### Exercise details:
Repeat the material exactly, every line of it.

### Dataset rows:
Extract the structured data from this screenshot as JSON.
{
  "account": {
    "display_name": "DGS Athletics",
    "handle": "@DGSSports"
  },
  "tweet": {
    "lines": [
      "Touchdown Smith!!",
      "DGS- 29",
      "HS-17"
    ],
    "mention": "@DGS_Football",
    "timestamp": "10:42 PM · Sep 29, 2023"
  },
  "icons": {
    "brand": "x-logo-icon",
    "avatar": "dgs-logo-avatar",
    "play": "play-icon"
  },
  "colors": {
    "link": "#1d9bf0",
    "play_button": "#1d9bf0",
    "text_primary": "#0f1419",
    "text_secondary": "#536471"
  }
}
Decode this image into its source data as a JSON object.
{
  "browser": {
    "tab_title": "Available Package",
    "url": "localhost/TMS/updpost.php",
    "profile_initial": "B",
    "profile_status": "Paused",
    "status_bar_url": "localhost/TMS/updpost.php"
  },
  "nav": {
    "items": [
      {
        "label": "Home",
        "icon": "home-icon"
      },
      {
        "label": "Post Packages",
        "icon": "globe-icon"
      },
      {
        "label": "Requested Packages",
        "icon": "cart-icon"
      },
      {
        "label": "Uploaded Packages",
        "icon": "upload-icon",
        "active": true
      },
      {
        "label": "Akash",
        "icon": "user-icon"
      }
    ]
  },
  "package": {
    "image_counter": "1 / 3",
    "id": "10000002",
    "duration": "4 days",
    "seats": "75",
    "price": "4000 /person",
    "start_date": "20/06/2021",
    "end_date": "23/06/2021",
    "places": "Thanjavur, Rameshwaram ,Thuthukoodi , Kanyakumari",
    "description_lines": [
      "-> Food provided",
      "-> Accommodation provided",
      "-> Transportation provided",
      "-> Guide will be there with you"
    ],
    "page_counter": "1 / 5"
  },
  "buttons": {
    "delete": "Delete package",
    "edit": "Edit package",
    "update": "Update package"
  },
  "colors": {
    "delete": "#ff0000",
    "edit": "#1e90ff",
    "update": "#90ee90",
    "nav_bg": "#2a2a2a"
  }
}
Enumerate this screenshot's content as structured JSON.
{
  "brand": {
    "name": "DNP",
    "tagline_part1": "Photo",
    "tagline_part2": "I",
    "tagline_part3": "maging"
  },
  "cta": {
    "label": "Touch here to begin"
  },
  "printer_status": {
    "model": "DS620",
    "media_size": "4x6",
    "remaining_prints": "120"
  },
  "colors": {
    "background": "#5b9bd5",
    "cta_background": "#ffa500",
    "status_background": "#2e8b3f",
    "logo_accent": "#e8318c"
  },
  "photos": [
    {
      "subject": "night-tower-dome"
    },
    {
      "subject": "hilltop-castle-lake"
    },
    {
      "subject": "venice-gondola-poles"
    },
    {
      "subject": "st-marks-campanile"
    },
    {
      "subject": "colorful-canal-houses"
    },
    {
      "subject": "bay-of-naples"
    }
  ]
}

### Problem solution:
Extract the structured data from this screenshot as JSON.
{
  "account": {
    "display_name": "DGS Athletics",
    "handle": "@DGSSports"
  },
  "tweet": {
    "lines": [
      "Touchdown Smith!!",
      "DGS- 29",
      "HS-17"
    ],
    "mention": "@DGS_Football",
    "timestamp": "10:42 PM · Sep 29, 2023"
  },
  "icons": {
    "brand": "x-logo-icon",
    "avatar": "dgs-logo-avatar",
    "play": "play-icon"
  },
  "colors": {
    "link": "#1d9bf0",
    "play_button": "#1d9bf0",
    "text_primary": "#0f1419",
    "text_secondary": "#536471"
  }
}
Decode this image into its source data as a JSON object.
{
  "browser": {
    "tab_title": "Available Package",
    "url": "localhost/TMS/updpost.php",
    "profile_initial": "B",
    "profile_status": "Paused",
    "status_bar_url": "localhost/TMS/updpost.php"
  },
  "nav": {
    "items": [
      {
        "label": "Home",
        "icon": "home-icon"
      },
      {
        "label": "Post Packages",
        "icon": "globe-icon"
      },
      {
        "label": "Requested Packages",
        "icon": "cart-icon"
      },
      {
        "label": "Uploaded Packages",
        "icon": "upload-icon",
        "active": true
      },
      {
        "label": "Akash",
        "icon": "user-icon"
      }
    ]
  },
  "package": {
    "image_counter": "1 / 3",
    "id": "10000002",
    "duration": "4 days",
    "seats": "75",
    "price": "4000 /person",
    "start_date": "20/06/2021",
    "end_date": "23/06/2021",
    "places": "Thanjavur, Rameshwaram ,Thuthukoodi , Kanyakumari",
    "description_lines": [
      "-> Food provided",
      "-> Accommodation provided",
      "-> Transportation provided",
      "-> Guide will be there with you"
    ],
    "page_counter": "1 / 5"
  },
  "buttons": {
    "delete": "Delete package",
    "edit": "Edit package",
    "update": "Update package"
  },
  "colors": {
    "delete": "#ff0000",
    "edit": "#1e90ff",
    "update": "#90ee90",
    "nav_bg": "#2a2a2a"
  }
}
Enumerate this screenshot's content as structured JSON.
{
  "brand": {
    "name": "DNP",
    "tagline_part1": "Photo",
    "tagline_part2": "I",
    "tagline_part3": "maging"
  },
  "cta": {
    "label": "Touch here to begin"
  },
  "printer_status": {
    "model": "DS620",
    "media_size": "4x6",
    "remaining_prints": "120"
  },
  "colors": {
    "background": "#5b9bd5",
    "cta_background": "#ffa500",
    "status_background": "#2e8b3f",
    "logo_accent": "#e8318c"
  },
  "photos": [
    {
      "subject": "night-tower-dome"
    },
    {
      "subject": "hilltop-castle-lake"
    },
    {
      "subject": "venice-gondola-poles"
    },
    {
      "subject": "st-marks-campanile"
    },
    {
      "subject": "colorful-canal-houses"
    },
    {
      "subject": "bay-of-naples"
    }
  ]
}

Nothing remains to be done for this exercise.